EXERCISE: Transcribe the listing exactly, leaving out every picture.

DATA ROWS:
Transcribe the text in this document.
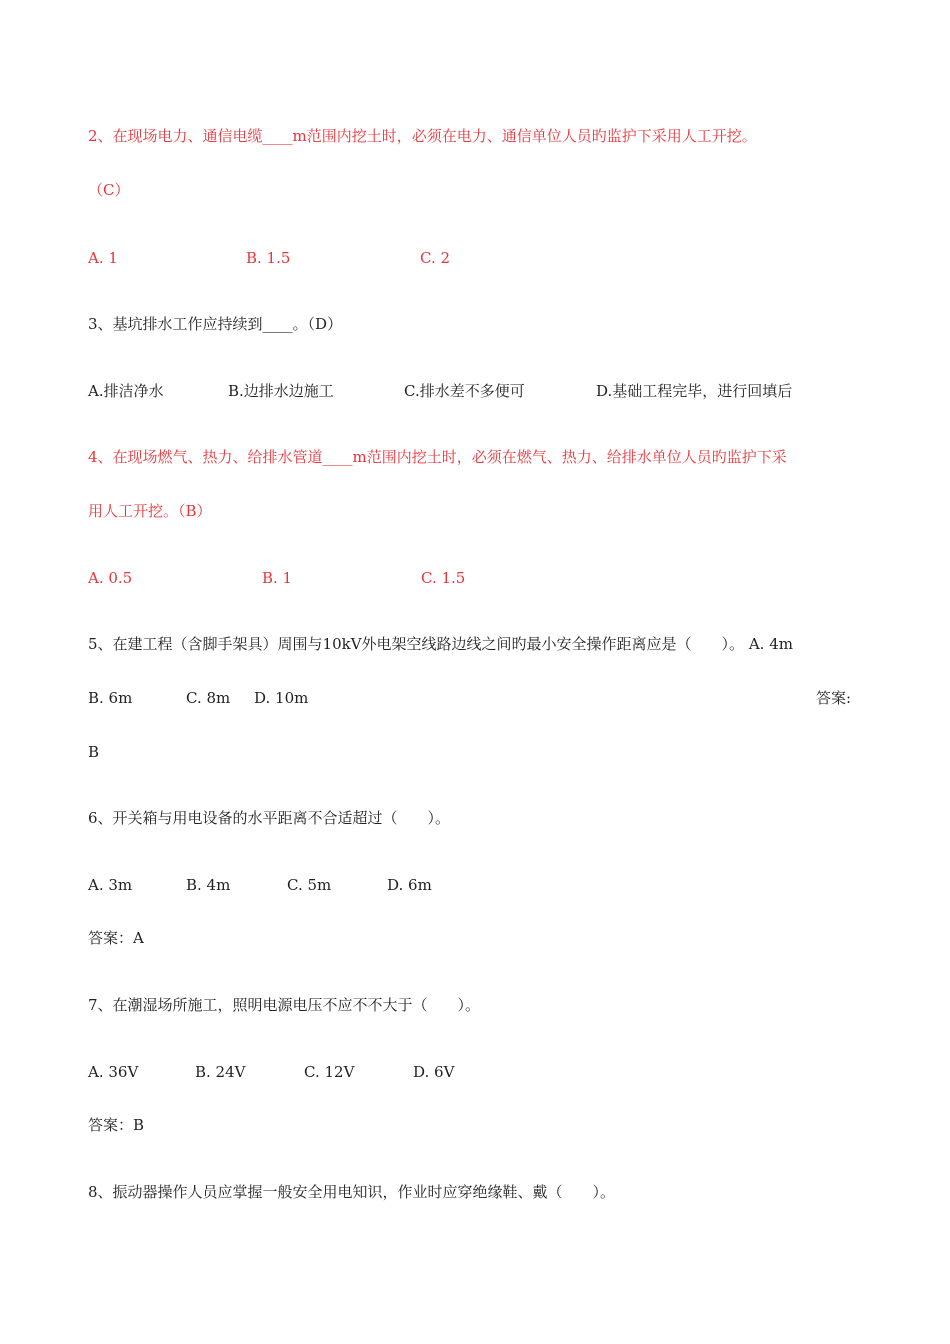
2、在现场电力、通信电缆____m范围内挖土时，必须在电力、通信单位人员旳监护下采用人工开挖。
（C）
A. 1	B. 1.5	C. 2
3、基坑排水工作应持续到____。（D）
A.排洁净水	B.边排水边施工	C.排水差不多便可	D.基础工程完毕，进行回填后
4、在现场燃气、热力、给排水管道____m范围内挖土时，必须在燃气、热力、给排水单位人员旳监护下采
用人工开挖。（B）
A. 0.5	B. 1	C. 1.5
5、在建工程（含脚手架具）周围与10kV外电架空线路边线之间旳最小安全操作距离应是（　　）。 A. 4m
B. 6m	C. 8m D. 10m	答案:
B
6、开关箱与用电设备的水平距离不合适超过（　　）。
A. 3m	B. 4m	C. 5m	D. 6m
答案：A
7、在潮湿场所施工，照明电源电压不应不不大于（　　）。
A. 36V	B. 24V	C. 12V	D. 6V
答案：B
8、振动器操作人员应掌握一般安全用电知识，作业时应穿绝缘鞋、戴（　　）。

FINISHED EXERCISE:
Transcribe the text in this document.
2、在现场电力、通信电缆____m范围内挖土时，必须在电力、通信单位人员旳监护下采用人工开挖。
（C）
A. 1	B. 1.5	C. 2
3、基坑排水工作应持续到____。（D）
A.排洁净水	B.边排水边施工	C.排水差不多便可	D.基础工程完毕，进行回填后
4、在现场燃气、热力、给排水管道____m范围内挖土时，必须在燃气、热力、给排水单位人员旳监护下采
用人工开挖。（B）
A. 0.5	B. 1	C. 1.5
5、在建工程（含脚手架具）周围与10kV外电架空线路边线之间旳最小安全操作距离应是（　　）。 A. 4m
B. 6m	C. 8m D. 10m	答案:
B
6、开关箱与用电设备的水平距离不合适超过（　　）。
A. 3m	B. 4m	C. 5m	D. 6m
答案：A
7、在潮湿场所施工，照明电源电压不应不不大于（　　）。
A. 36V	B. 24V	C. 12V	D. 6V
答案：B
8、振动器操作人员应掌握一般安全用电知识，作业时应穿绝缘鞋、戴（　　）。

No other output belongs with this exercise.